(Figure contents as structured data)
— begin —
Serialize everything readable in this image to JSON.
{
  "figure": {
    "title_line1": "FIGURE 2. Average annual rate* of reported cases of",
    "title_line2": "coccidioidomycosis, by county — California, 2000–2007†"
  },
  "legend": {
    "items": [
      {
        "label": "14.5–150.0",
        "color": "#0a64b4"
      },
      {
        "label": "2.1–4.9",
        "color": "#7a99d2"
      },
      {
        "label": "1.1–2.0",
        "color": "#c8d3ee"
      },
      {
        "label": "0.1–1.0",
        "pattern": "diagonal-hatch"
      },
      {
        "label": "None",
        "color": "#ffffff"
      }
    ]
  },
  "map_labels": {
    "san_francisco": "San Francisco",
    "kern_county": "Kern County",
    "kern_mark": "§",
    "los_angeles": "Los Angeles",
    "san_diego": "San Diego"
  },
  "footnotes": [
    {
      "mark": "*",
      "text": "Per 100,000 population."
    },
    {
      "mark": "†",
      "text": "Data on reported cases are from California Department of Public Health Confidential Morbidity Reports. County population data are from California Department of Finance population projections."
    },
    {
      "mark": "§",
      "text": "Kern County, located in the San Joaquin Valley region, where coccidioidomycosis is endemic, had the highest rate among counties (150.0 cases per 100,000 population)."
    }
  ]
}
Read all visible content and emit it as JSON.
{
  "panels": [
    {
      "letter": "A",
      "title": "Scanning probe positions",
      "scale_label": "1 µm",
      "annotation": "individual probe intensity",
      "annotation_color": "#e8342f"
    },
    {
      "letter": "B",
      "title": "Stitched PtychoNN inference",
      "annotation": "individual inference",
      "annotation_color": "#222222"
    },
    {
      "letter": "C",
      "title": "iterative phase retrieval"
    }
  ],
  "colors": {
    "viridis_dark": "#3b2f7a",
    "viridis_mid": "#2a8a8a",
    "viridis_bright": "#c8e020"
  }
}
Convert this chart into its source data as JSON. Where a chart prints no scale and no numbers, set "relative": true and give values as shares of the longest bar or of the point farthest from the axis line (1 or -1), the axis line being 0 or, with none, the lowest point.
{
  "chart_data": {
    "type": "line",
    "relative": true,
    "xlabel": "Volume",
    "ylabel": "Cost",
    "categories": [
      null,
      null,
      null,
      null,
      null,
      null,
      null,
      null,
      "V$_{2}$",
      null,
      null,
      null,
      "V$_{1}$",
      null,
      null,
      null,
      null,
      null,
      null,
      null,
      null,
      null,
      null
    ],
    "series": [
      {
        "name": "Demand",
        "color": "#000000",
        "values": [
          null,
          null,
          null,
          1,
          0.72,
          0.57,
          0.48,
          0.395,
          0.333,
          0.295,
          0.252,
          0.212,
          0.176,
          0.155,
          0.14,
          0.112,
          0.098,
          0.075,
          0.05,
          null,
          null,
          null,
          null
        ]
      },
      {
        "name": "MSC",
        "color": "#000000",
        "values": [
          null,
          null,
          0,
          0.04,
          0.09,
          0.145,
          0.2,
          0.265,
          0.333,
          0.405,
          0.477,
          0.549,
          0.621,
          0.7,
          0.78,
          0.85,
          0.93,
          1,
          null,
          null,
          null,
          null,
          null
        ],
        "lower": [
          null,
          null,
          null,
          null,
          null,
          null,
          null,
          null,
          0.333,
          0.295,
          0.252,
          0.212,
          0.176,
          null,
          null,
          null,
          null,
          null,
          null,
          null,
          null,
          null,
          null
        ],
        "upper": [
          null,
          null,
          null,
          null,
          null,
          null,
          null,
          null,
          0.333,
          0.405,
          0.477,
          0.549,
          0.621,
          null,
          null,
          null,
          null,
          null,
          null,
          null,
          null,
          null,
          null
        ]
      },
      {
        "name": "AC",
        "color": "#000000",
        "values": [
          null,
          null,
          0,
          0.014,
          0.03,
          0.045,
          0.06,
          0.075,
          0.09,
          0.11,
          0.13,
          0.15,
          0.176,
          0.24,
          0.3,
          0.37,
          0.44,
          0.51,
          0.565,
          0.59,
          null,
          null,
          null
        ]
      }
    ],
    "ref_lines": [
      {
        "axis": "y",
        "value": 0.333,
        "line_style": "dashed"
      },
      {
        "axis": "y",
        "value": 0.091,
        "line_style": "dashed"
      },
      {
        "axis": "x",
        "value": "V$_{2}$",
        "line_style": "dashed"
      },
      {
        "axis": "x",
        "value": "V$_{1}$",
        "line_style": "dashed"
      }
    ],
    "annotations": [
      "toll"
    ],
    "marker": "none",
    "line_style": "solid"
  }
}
— end —
_The exercise_.
Look through the entries above and report each line where the string "coccidioidomycosis" occurs.

_Task response_.
    "title_line2": "coccidioidomycosis, by county — California, 2000–2007†"
      "text": "Kern County, located in the San Joaquin Valley region, where coccidioidomycosis is endemic, had the highest rate among counties (150.0 cases per 100,000 population)."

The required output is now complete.